## [WHAT THE TASK REQUIRES]
Restate every entry word for word.

## [GIVEN DATA]
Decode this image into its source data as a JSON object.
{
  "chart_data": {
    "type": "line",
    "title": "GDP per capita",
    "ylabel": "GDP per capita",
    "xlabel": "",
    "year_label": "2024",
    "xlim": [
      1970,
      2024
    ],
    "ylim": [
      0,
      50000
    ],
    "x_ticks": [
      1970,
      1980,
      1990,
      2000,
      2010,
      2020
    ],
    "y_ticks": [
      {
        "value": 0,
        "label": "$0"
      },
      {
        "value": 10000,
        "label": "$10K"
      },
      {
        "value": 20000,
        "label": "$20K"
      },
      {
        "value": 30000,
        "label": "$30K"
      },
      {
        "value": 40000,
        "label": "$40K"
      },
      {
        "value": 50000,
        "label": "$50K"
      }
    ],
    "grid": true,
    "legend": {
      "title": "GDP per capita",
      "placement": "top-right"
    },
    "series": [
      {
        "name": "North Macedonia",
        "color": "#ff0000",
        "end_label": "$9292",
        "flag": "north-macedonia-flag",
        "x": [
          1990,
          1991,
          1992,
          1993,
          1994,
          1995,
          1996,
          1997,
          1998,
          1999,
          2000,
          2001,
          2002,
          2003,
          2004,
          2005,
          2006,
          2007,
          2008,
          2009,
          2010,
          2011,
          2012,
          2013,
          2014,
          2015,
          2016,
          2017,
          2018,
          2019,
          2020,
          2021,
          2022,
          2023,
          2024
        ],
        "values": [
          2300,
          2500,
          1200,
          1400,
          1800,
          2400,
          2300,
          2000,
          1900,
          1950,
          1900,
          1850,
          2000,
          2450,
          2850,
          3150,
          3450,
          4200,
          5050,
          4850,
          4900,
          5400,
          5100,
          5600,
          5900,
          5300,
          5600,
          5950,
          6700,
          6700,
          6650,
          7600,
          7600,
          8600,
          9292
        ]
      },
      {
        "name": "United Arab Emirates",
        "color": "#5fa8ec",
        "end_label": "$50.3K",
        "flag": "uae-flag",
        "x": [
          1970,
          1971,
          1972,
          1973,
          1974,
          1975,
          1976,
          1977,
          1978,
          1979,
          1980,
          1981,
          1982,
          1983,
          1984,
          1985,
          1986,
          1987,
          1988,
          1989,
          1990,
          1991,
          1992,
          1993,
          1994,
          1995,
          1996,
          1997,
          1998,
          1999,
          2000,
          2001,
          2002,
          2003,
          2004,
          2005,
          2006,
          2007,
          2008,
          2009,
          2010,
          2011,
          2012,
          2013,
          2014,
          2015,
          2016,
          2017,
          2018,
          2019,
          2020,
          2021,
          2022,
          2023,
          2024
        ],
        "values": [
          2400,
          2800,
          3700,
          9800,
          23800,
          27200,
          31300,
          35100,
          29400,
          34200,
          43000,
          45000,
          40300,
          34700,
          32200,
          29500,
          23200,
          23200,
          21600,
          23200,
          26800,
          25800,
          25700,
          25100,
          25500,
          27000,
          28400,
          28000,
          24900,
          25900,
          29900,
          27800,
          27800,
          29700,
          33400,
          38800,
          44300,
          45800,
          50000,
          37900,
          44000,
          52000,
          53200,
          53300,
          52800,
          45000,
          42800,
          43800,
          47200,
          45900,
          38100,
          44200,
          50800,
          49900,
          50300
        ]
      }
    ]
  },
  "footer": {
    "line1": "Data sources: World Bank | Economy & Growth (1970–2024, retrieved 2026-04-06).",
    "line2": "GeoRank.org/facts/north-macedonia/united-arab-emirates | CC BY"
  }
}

## [COMPLETE RESPONSE]
Decode this image into its source data as a JSON object.
{
  "chart_data": {
    "type": "line",
    "title": "GDP per capita",
    "ylabel": "GDP per capita",
    "xlabel": "",
    "year_label": "2024",
    "xlim": [
      1970,
      2024
    ],
    "ylim": [
      0,
      50000
    ],
    "x_ticks": [
      1970,
      1980,
      1990,
      2000,
      2010,
      2020
    ],
    "y_ticks": [
      {
        "value": 0,
        "label": "$0"
      },
      {
        "value": 10000,
        "label": "$10K"
      },
      {
        "value": 20000,
        "label": "$20K"
      },
      {
        "value": 30000,
        "label": "$30K"
      },
      {
        "value": 40000,
        "label": "$40K"
      },
      {
        "value": 50000,
        "label": "$50K"
      }
    ],
    "grid": true,
    "legend": {
      "title": "GDP per capita",
      "placement": "top-right"
    },
    "series": [
      {
        "name": "North Macedonia",
        "color": "#ff0000",
        "end_label": "$9292",
        "flag": "north-macedonia-flag",
        "x": [
          1990,
          1991,
          1992,
          1993,
          1994,
          1995,
          1996,
          1997,
          1998,
          1999,
          2000,
          2001,
          2002,
          2003,
          2004,
          2005,
          2006,
          2007,
          2008,
          2009,
          2010,
          2011,
          2012,
          2013,
          2014,
          2015,
          2016,
          2017,
          2018,
          2019,
          2020,
          2021,
          2022,
          2023,
          2024
        ],
        "values": [
          2300,
          2500,
          1200,
          1400,
          1800,
          2400,
          2300,
          2000,
          1900,
          1950,
          1900,
          1850,
          2000,
          2450,
          2850,
          3150,
          3450,
          4200,
          5050,
          4850,
          4900,
          5400,
          5100,
          5600,
          5900,
          5300,
          5600,
          5950,
          6700,
          6700,
          6650,
          7600,
          7600,
          8600,
          9292
        ]
      },
      {
        "name": "United Arab Emirates",
        "color": "#5fa8ec",
        "end_label": "$50.3K",
        "flag": "uae-flag",
        "x": [
          1970,
          1971,
          1972,
          1973,
          1974,
          1975,
          1976,
          1977,
          1978,
          1979,
          1980,
          1981,
          1982,
          1983,
          1984,
          1985,
          1986,
          1987,
          1988,
          1989,
          1990,
          1991,
          1992,
          1993,
          1994,
          1995,
          1996,
          1997,
          1998,
          1999,
          2000,
          2001,
          2002,
          2003,
          2004,
          2005,
          2006,
          2007,
          2008,
          2009,
          2010,
          2011,
          2012,
          2013,
          2014,
          2015,
          2016,
          2017,
          2018,
          2019,
          2020,
          2021,
          2022,
          2023,
          2024
        ],
        "values": [
          2400,
          2800,
          3700,
          9800,
          23800,
          27200,
          31300,
          35100,
          29400,
          34200,
          43000,
          45000,
          40300,
          34700,
          32200,
          29500,
          23200,
          23200,
          21600,
          23200,
          26800,
          25800,
          25700,
          25100,
          25500,
          27000,
          28400,
          28000,
          24900,
          25900,
          29900,
          27800,
          27800,
          29700,
          33400,
          38800,
          44300,
          45800,
          50000,
          37900,
          44000,
          52000,
          53200,
          53300,
          52800,
          45000,
          42800,
          43800,
          47200,
          45900,
          38100,
          44200,
          50800,
          49900,
          50300
        ]
      }
    ]
  },
  "footer": {
    "line1": "Data sources: World Bank | Economy & Growth (1970–2024, retrieved 2026-04-06).",
    "line2": "GeoRank.org/facts/north-macedonia/united-arab-emirates | CC BY"
  }
}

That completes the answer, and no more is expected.